▶ **What this task involves**
Print exactly the lines from the one containing "What text is on this page?" through the last line of the records below, both included, and nothing else; omit any pictures.

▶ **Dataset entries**
*****

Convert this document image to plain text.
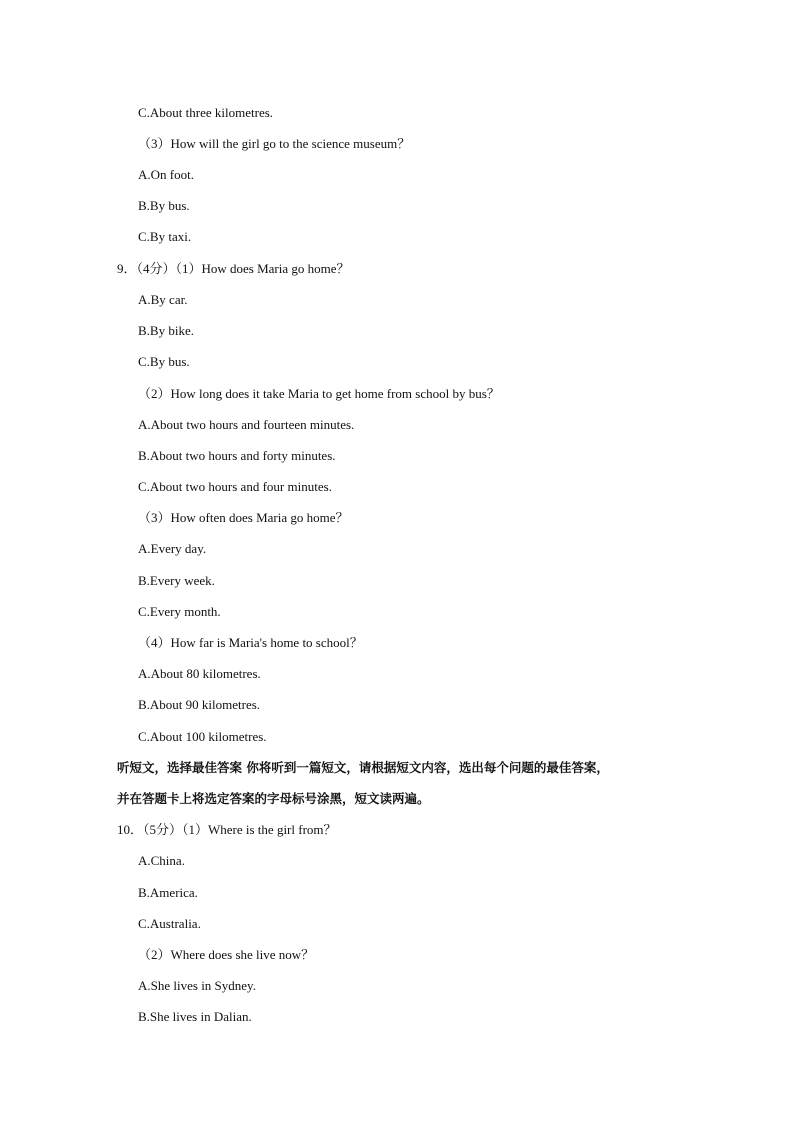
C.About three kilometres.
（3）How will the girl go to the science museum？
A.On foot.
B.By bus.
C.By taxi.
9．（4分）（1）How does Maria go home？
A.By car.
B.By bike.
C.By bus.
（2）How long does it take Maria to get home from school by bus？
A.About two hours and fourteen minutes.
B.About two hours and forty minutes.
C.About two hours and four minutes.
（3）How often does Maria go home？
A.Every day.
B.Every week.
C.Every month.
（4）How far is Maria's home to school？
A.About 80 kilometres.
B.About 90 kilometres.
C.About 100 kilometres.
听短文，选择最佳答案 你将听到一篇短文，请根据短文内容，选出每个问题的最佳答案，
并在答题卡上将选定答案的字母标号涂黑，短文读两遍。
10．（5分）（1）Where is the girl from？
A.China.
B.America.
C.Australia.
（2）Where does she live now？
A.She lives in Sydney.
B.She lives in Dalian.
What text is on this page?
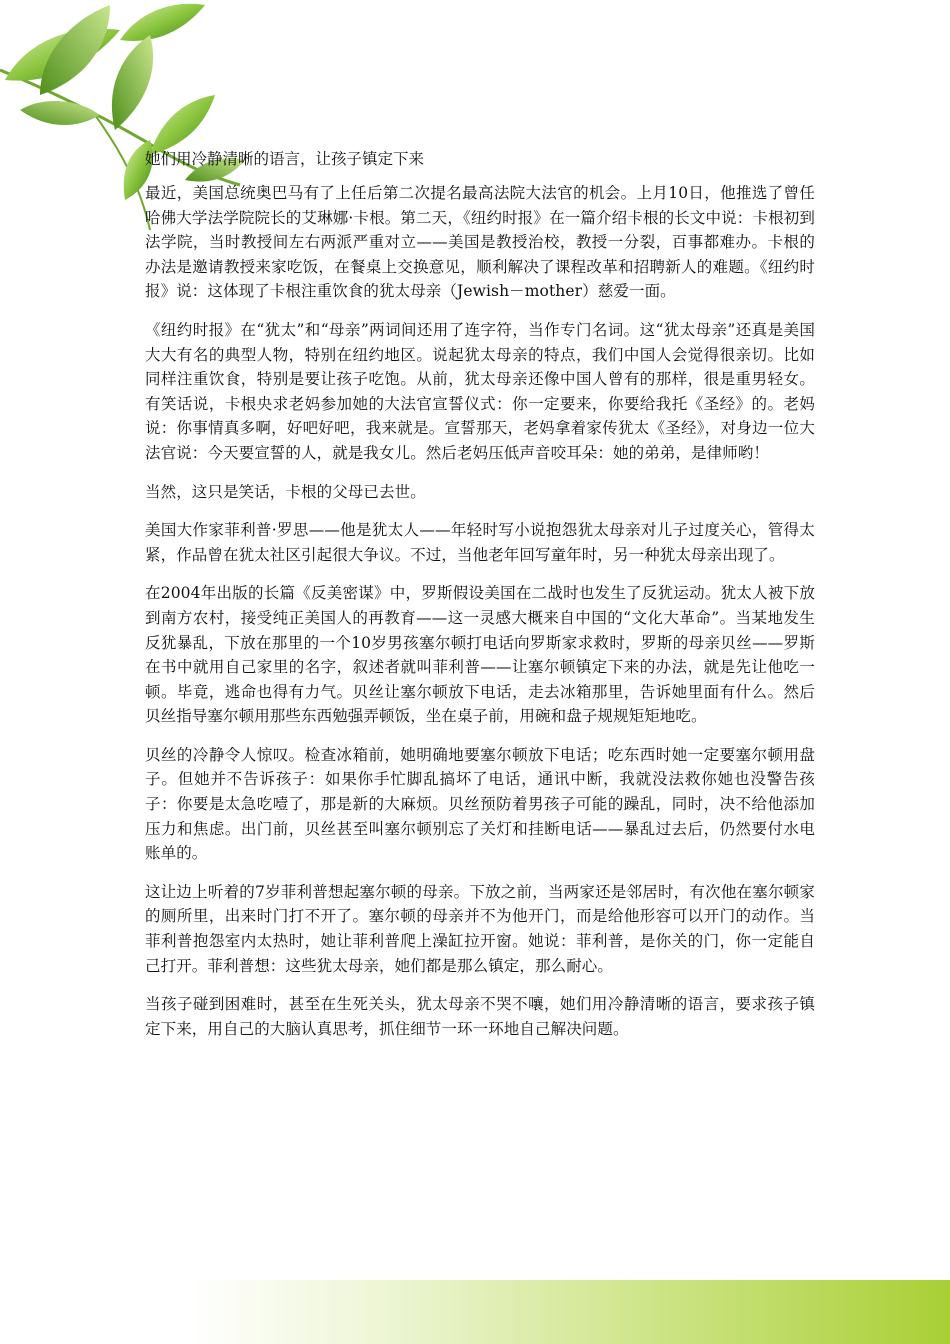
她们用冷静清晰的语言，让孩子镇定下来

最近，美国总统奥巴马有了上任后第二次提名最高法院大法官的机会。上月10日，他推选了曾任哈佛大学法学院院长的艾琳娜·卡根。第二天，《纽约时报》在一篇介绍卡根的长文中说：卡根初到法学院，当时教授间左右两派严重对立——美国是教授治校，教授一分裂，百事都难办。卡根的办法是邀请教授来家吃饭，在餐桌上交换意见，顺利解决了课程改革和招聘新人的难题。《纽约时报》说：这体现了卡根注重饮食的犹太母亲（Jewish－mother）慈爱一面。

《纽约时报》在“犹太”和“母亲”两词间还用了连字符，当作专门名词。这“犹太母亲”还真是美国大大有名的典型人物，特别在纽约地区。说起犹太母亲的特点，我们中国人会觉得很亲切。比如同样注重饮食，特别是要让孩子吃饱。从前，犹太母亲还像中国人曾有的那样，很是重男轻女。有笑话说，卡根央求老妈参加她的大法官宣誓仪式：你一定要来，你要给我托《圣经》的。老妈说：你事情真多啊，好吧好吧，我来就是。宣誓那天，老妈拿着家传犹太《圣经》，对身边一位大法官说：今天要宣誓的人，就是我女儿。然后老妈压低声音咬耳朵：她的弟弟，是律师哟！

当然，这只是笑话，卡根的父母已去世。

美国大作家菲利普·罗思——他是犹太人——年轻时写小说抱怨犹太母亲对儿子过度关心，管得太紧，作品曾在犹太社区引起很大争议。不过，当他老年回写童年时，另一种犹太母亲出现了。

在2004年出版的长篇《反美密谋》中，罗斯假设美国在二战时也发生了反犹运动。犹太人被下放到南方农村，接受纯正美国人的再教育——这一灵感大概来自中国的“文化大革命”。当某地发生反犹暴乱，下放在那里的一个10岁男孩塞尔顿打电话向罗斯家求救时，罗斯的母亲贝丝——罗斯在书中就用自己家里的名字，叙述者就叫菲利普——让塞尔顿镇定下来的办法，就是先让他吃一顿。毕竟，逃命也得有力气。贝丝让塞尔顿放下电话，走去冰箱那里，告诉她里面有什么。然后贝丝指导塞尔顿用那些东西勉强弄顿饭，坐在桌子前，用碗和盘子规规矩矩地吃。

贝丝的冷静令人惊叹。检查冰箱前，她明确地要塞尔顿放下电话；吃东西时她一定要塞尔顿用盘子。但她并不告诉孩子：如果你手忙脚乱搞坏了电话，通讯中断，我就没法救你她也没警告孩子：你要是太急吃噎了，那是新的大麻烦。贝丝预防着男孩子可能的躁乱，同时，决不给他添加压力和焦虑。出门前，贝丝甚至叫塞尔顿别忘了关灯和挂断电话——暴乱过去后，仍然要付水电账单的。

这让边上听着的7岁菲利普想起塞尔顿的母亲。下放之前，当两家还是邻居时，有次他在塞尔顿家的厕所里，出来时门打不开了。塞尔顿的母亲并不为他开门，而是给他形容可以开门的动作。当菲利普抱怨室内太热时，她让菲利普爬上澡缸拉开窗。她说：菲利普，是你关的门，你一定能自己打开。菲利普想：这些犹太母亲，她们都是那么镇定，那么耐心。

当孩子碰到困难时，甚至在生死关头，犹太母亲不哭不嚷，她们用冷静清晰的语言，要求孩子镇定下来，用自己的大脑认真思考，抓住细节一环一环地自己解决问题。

*****

▶ **Answer to the exercise**
What text is on this page?
她们用冷静清晰的语言，让孩子镇定下来

最近，美国总统奥巴马有了上任后第二次提名最高法院大法官的机会。上月10日，他推选了曾任哈佛大学法学院院长的艾琳娜·卡根。第二天，《纽约时报》在一篇介绍卡根的长文中说：卡根初到法学院，当时教授间左右两派严重对立——美国是教授治校，教授一分裂，百事都难办。卡根的办法是邀请教授来家吃饭，在餐桌上交换意见，顺利解决了课程改革和招聘新人的难题。《纽约时报》说：这体现了卡根注重饮食的犹太母亲（Jewish－mother）慈爱一面。

《纽约时报》在“犹太”和“母亲”两词间还用了连字符，当作专门名词。这“犹太母亲”还真是美国大大有名的典型人物，特别在纽约地区。说起犹太母亲的特点，我们中国人会觉得很亲切。比如同样注重饮食，特别是要让孩子吃饱。从前，犹太母亲还像中国人曾有的那样，很是重男轻女。有笑话说，卡根央求老妈参加她的大法官宣誓仪式：你一定要来，你要给我托《圣经》的。老妈说：你事情真多啊，好吧好吧，我来就是。宣誓那天，老妈拿着家传犹太《圣经》，对身边一位大法官说：今天要宣誓的人，就是我女儿。然后老妈压低声音咬耳朵：她的弟弟，是律师哟！

当然，这只是笑话，卡根的父母已去世。

美国大作家菲利普·罗思——他是犹太人——年轻时写小说抱怨犹太母亲对儿子过度关心，管得太紧，作品曾在犹太社区引起很大争议。不过，当他老年回写童年时，另一种犹太母亲出现了。

在2004年出版的长篇《反美密谋》中，罗斯假设美国在二战时也发生了反犹运动。犹太人被下放到南方农村，接受纯正美国人的再教育——这一灵感大概来自中国的“文化大革命”。当某地发生反犹暴乱，下放在那里的一个10岁男孩塞尔顿打电话向罗斯家求救时，罗斯的母亲贝丝——罗斯在书中就用自己家里的名字，叙述者就叫菲利普——让塞尔顿镇定下来的办法，就是先让他吃一顿。毕竟，逃命也得有力气。贝丝让塞尔顿放下电话，走去冰箱那里，告诉她里面有什么。然后贝丝指导塞尔顿用那些东西勉强弄顿饭，坐在桌子前，用碗和盘子规规矩矩地吃。

贝丝的冷静令人惊叹。检查冰箱前，她明确地要塞尔顿放下电话；吃东西时她一定要塞尔顿用盘子。但她并不告诉孩子：如果你手忙脚乱搞坏了电话，通讯中断，我就没法救你她也没警告孩子：你要是太急吃噎了，那是新的大麻烦。贝丝预防着男孩子可能的躁乱，同时，决不给他添加压力和焦虑。出门前，贝丝甚至叫塞尔顿别忘了关灯和挂断电话——暴乱过去后，仍然要付水电账单的。

这让边上听着的7岁菲利普想起塞尔顿的母亲。下放之前，当两家还是邻居时，有次他在塞尔顿家的厕所里，出来时门打不开了。塞尔顿的母亲并不为他开门，而是给他形容可以开门的动作。当菲利普抱怨室内太热时，她让菲利普爬上澡缸拉开窗。她说：菲利普，是你关的门，你一定能自己打开。菲利普想：这些犹太母亲，她们都是那么镇定，那么耐心。

当孩子碰到困难时，甚至在生死关头，犹太母亲不哭不嚷，她们用冷静清晰的语言，要求孩子镇定下来，用自己的大脑认真思考，抓住细节一环一环地自己解决问题。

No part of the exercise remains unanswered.